▶ _PROMPT_
Locate all lines with the word "background" and copy them out.

▶ _MATERIAL PROVIDED_
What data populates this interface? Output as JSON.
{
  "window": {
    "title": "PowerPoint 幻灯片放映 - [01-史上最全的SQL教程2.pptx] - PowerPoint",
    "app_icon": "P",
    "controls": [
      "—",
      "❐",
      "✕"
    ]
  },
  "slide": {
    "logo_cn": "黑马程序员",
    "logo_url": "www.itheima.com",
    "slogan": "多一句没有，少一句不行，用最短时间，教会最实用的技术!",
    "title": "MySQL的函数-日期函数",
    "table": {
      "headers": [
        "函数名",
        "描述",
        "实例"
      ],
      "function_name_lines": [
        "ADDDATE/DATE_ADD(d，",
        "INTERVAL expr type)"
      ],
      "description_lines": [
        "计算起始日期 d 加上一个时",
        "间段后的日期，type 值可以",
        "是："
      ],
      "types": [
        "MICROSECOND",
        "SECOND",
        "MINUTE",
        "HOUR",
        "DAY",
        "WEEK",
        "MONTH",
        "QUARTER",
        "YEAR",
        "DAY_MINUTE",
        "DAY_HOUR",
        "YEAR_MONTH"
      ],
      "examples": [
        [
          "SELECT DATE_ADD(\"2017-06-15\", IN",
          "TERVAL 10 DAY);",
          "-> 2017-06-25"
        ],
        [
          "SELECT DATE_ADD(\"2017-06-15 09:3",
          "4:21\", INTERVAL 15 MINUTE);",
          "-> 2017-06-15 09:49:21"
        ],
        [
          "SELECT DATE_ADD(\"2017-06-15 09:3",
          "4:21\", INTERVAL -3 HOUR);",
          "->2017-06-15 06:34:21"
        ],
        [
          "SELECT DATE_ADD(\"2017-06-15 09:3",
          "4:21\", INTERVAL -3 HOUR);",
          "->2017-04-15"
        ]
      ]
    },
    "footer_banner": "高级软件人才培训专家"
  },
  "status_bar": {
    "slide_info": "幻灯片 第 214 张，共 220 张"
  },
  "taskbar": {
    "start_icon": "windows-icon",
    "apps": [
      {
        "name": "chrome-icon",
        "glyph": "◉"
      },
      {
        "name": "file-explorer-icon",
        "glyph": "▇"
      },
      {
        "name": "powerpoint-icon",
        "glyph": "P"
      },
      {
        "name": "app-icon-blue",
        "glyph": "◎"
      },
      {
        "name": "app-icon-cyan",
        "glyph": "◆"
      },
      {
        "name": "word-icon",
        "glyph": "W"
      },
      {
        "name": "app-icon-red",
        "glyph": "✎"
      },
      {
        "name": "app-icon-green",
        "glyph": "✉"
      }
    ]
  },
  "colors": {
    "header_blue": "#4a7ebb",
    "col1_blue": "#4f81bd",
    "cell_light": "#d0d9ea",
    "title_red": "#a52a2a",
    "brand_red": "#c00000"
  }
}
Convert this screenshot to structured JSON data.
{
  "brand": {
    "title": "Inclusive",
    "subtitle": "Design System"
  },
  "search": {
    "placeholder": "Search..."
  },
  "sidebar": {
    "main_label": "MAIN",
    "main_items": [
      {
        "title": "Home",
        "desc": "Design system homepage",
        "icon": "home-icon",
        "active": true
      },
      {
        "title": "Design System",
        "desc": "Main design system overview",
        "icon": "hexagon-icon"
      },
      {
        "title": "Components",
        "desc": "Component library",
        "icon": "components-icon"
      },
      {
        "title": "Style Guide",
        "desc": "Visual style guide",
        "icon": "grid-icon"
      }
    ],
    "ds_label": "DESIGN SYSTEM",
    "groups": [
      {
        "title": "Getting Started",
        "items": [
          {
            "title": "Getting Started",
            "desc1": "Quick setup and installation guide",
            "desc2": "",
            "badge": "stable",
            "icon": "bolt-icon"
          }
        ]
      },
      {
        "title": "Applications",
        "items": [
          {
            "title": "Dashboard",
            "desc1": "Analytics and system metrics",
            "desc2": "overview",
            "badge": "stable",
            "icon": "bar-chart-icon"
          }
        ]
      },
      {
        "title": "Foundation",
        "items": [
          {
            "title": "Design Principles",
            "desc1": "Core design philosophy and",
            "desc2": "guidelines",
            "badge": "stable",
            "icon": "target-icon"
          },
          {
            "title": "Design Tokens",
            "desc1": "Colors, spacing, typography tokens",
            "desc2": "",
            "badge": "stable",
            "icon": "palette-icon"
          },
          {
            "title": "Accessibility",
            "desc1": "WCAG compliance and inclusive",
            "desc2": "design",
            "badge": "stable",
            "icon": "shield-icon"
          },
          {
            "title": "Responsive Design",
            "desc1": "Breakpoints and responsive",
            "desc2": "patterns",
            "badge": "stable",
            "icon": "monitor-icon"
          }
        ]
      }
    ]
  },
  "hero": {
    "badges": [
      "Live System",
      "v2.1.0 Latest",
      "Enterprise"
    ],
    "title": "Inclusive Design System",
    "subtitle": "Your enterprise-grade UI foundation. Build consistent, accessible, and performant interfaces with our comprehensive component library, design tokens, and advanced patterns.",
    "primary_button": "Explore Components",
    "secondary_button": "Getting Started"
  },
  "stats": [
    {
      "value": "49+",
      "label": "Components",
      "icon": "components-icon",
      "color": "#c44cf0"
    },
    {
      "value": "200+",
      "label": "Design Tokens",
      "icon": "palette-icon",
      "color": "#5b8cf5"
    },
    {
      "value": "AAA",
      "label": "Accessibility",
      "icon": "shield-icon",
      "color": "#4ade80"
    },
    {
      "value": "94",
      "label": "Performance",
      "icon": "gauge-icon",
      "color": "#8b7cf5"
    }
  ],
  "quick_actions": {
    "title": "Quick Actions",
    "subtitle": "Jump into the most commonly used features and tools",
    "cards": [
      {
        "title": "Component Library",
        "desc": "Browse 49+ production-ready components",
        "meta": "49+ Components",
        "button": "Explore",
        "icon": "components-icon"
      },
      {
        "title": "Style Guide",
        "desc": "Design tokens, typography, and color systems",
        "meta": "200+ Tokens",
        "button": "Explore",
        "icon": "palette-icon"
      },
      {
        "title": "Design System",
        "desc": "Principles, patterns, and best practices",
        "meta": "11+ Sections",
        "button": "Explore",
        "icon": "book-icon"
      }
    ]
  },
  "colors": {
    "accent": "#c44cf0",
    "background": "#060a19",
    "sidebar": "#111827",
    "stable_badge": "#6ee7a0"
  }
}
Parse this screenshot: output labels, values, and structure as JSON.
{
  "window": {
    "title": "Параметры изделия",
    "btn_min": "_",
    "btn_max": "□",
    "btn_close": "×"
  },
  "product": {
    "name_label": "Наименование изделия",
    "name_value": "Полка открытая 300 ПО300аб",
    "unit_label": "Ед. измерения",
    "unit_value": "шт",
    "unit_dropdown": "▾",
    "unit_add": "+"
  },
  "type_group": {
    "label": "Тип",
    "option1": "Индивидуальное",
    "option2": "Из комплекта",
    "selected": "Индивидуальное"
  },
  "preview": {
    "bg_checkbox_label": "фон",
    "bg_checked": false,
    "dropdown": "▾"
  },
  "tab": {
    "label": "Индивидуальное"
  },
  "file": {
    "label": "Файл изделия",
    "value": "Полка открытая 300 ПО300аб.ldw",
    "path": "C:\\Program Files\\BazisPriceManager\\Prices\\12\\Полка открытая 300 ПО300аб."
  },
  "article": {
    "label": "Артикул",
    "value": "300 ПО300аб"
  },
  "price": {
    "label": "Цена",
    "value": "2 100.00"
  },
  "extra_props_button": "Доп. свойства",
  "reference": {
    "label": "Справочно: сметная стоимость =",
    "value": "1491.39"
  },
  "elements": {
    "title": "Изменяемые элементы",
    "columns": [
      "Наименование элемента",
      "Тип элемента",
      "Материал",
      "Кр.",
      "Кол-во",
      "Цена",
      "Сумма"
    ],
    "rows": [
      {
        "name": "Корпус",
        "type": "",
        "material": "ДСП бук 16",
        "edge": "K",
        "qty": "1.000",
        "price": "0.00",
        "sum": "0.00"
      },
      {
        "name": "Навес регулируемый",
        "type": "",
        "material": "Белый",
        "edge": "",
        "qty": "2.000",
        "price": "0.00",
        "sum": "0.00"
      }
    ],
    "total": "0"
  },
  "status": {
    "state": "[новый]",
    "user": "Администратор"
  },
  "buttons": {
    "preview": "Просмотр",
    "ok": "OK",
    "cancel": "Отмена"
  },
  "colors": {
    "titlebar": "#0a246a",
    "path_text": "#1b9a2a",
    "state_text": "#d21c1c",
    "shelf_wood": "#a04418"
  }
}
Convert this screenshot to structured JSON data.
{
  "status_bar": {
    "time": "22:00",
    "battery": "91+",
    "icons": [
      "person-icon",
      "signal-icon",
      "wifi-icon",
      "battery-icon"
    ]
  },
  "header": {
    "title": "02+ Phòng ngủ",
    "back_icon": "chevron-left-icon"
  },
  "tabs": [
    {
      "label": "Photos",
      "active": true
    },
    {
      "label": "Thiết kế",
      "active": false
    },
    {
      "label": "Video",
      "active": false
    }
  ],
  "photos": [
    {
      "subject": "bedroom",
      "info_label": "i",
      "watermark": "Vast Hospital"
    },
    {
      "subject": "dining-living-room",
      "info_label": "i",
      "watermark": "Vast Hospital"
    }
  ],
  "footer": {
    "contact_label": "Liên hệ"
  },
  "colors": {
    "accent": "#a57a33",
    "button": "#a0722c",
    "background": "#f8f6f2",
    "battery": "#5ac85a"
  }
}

▶ _TASK RESULT_
    "background": "#060a19",
    "background": "#f8f6f2",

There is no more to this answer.